Task requirements -
From the entries below, copy every line where the string "Behind" appears.

+++++

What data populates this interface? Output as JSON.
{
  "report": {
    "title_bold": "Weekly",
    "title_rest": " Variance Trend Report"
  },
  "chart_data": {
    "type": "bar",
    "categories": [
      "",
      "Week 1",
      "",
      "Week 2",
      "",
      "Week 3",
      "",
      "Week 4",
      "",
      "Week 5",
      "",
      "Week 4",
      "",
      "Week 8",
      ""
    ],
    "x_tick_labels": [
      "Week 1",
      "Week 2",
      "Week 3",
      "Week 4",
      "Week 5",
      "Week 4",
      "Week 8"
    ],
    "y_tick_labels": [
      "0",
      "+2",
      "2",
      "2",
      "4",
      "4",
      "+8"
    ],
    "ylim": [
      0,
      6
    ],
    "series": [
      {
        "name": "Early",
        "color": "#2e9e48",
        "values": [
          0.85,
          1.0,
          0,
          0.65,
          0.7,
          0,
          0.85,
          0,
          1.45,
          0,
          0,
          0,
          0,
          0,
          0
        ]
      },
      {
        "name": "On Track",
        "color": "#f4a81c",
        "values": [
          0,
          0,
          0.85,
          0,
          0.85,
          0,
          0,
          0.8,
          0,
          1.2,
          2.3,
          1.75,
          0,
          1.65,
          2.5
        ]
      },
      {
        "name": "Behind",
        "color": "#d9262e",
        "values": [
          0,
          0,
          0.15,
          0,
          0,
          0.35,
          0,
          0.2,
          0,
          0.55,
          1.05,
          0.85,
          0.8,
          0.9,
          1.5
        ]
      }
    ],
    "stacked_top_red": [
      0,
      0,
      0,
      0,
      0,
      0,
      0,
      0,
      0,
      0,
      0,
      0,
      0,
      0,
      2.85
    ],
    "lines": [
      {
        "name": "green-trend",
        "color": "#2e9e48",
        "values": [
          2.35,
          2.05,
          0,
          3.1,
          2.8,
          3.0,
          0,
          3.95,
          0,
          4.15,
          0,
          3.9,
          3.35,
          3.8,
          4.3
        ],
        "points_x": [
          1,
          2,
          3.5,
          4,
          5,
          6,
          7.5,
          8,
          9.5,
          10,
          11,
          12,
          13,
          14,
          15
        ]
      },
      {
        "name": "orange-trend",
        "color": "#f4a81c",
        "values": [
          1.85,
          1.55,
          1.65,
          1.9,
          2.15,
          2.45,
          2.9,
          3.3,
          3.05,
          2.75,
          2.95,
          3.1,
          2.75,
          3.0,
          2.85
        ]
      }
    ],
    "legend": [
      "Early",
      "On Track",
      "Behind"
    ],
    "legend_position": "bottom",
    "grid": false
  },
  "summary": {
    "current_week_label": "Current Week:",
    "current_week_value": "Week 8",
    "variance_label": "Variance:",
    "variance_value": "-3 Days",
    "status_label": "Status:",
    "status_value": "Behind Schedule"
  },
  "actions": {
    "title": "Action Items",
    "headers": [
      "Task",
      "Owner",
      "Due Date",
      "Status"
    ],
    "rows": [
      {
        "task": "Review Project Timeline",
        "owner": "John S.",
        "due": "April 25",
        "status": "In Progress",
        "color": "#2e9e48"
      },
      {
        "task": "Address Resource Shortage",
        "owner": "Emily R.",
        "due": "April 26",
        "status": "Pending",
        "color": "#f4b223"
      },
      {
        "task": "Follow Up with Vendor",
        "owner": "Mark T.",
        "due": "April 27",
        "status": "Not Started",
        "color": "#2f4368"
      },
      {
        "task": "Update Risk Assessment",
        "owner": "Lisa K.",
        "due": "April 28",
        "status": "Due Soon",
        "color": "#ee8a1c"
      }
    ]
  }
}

+++++

The response -
        "name": "Behind",
      "Behind"
    "status_value": "Behind Schedule"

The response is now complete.